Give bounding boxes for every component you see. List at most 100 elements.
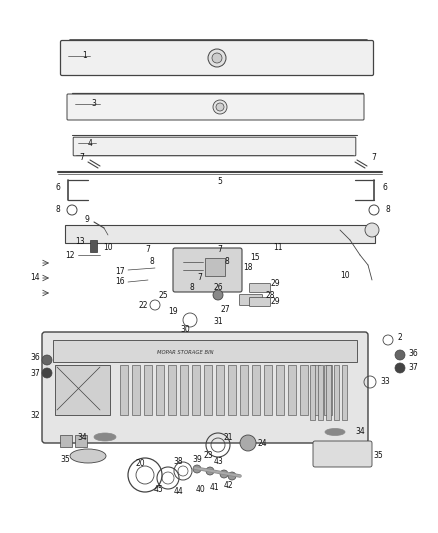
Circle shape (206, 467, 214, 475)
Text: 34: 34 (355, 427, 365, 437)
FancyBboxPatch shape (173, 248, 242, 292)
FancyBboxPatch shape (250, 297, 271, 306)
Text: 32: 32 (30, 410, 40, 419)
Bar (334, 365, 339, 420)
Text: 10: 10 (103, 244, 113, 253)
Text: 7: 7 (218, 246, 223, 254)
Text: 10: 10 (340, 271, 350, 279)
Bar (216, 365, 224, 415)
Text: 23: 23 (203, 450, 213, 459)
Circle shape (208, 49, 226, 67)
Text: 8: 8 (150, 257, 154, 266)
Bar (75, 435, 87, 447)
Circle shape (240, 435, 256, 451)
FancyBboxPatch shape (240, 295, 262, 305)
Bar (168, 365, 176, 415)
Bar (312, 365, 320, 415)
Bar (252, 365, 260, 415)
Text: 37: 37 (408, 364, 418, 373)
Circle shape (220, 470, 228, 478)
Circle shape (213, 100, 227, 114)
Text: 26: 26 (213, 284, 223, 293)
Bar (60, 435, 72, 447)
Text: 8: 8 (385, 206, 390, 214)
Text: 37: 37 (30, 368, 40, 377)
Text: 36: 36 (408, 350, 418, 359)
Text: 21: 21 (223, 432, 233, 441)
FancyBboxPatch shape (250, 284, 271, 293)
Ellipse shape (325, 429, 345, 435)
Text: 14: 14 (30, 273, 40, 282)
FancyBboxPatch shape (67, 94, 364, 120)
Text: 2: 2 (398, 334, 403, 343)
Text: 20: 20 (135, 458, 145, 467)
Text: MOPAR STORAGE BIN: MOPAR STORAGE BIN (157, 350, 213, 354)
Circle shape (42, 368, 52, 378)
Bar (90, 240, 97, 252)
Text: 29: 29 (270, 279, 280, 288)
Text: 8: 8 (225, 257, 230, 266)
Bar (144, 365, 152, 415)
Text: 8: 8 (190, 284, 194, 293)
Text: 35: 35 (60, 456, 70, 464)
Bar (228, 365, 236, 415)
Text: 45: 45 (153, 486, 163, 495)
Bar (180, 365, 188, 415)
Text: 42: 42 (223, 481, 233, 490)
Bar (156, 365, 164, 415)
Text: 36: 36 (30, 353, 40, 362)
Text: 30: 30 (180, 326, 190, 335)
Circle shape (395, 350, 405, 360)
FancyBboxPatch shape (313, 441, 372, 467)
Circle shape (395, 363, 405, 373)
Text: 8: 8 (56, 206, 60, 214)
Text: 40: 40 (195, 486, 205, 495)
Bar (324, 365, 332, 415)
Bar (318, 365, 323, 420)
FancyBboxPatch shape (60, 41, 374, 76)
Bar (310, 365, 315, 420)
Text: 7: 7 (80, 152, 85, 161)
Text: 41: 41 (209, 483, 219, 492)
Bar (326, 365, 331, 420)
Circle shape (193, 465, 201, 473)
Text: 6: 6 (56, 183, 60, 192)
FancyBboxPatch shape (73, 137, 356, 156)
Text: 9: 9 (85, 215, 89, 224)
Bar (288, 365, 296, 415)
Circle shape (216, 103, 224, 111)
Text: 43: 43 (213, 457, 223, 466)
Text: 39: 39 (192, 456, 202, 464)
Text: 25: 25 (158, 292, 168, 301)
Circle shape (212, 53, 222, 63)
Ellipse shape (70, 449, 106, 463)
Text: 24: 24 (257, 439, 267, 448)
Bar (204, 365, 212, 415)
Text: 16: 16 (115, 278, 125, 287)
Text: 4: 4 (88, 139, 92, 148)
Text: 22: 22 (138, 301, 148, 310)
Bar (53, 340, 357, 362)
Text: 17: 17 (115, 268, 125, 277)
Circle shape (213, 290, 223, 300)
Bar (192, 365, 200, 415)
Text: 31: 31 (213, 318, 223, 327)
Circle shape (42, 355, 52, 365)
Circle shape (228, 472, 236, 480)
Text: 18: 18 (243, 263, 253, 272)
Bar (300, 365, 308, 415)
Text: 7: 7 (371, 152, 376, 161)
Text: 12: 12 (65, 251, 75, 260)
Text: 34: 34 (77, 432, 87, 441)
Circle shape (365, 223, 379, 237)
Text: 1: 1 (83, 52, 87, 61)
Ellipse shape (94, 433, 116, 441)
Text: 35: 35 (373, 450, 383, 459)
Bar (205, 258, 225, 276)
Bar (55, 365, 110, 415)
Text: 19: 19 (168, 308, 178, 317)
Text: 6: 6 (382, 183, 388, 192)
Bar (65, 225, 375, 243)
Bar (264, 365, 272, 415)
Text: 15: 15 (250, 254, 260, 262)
━━━━━━━━━━
**Aim**
Rewrite the material with "Round marker" substituted for every "Circle shape", leaving everything else as it is and omitting the pictures.

**Solution**
Give bounding boxes for every component you see. List at most 100 elements.
Round marker (206, 467, 214, 475)
Text: 34: 34 (355, 427, 365, 437)
FancyBboxPatch shape (173, 248, 242, 292)
FancyBboxPatch shape (250, 297, 271, 306)
Text: 32: 32 (30, 410, 40, 419)
Bar (334, 365, 339, 420)
Text: 10: 10 (103, 244, 113, 253)
Text: 7: 7 (218, 246, 223, 254)
Text: 10: 10 (340, 271, 350, 279)
Bar (216, 365, 224, 415)
Text: 23: 23 (203, 450, 213, 459)
Round marker (208, 49, 226, 67)
Text: 8: 8 (150, 257, 154, 266)
Bar (75, 435, 87, 447)
Round marker (240, 435, 256, 451)
FancyBboxPatch shape (240, 295, 262, 305)
Bar (168, 365, 176, 415)
Bar (312, 365, 320, 415)
Bar (252, 365, 260, 415)
Text: 37: 37 (408, 364, 418, 373)
Round marker (220, 470, 228, 478)
Round marker (213, 100, 227, 114)
Text: 26: 26 (213, 284, 223, 293)
Bar (60, 435, 72, 447)
Text: 8: 8 (385, 206, 390, 214)
Text: 37: 37 (30, 368, 40, 377)
Text: 36: 36 (408, 350, 418, 359)
Text: 21: 21 (223, 432, 233, 441)
FancyBboxPatch shape (250, 284, 271, 293)
Ellipse shape (325, 429, 345, 435)
Text: 14: 14 (30, 273, 40, 282)
FancyBboxPatch shape (67, 94, 364, 120)
Text: 2: 2 (398, 334, 403, 343)
Text: 20: 20 (135, 458, 145, 467)
Text: MOPAR STORAGE BIN: MOPAR STORAGE BIN (157, 350, 213, 354)
Round marker (42, 368, 52, 378)
Bar (90, 240, 97, 252)
Text: 29: 29 (270, 279, 280, 288)
Text: 8: 8 (225, 257, 230, 266)
Bar (144, 365, 152, 415)
Text: 8: 8 (190, 284, 194, 293)
Text: 35: 35 (60, 456, 70, 464)
Bar (228, 365, 236, 415)
Text: 45: 45 (153, 486, 163, 495)
Bar (180, 365, 188, 415)
Text: 42: 42 (223, 481, 233, 490)
Bar (156, 365, 164, 415)
Text: 36: 36 (30, 353, 40, 362)
Text: 30: 30 (180, 326, 190, 335)
Round marker (395, 350, 405, 360)
FancyBboxPatch shape (313, 441, 372, 467)
Round marker (395, 363, 405, 373)
Text: 8: 8 (56, 206, 60, 214)
Text: 40: 40 (195, 486, 205, 495)
Bar (324, 365, 332, 415)
Bar (318, 365, 323, 420)
FancyBboxPatch shape (60, 41, 374, 76)
Bar (310, 365, 315, 420)
Text: 7: 7 (80, 152, 85, 161)
Text: 41: 41 (209, 483, 219, 492)
Bar (326, 365, 331, 420)
Round marker (193, 465, 201, 473)
Text: 6: 6 (56, 183, 60, 192)
FancyBboxPatch shape (73, 137, 356, 156)
Text: 9: 9 (85, 215, 89, 224)
Bar (288, 365, 296, 415)
Round marker (216, 103, 224, 111)
Text: 43: 43 (213, 457, 223, 466)
Text: 39: 39 (192, 456, 202, 464)
Text: 25: 25 (158, 292, 168, 301)
Round marker (212, 53, 222, 63)
Ellipse shape (70, 449, 106, 463)
Text: 24: 24 (257, 439, 267, 448)
Bar (204, 365, 212, 415)
Text: 16: 16 (115, 278, 125, 287)
Text: 4: 4 (88, 139, 92, 148)
Text: 22: 22 (138, 301, 148, 310)
Bar (53, 340, 357, 362)
Text: 17: 17 (115, 268, 125, 277)
Round marker (213, 290, 223, 300)
Bar (192, 365, 200, 415)
Text: 31: 31 (213, 318, 223, 327)
Round marker (42, 355, 52, 365)
Round marker (228, 472, 236, 480)
Text: 18: 18 (243, 263, 253, 272)
Bar (300, 365, 308, 415)
Text: 7: 7 (371, 152, 376, 161)
Text: 12: 12 (65, 251, 75, 260)
Text: 34: 34 (77, 432, 87, 441)
Round marker (365, 223, 379, 237)
Text: 1: 1 (83, 52, 87, 61)
Ellipse shape (94, 433, 116, 441)
Text: 35: 35 (373, 450, 383, 459)
Bar (205, 258, 225, 276)
Bar (55, 365, 110, 415)
Text: 19: 19 (168, 308, 178, 317)
Text: 6: 6 (382, 183, 388, 192)
Bar (65, 225, 375, 243)
Bar (264, 365, 272, 415)
Text: 15: 15 (250, 254, 260, 262)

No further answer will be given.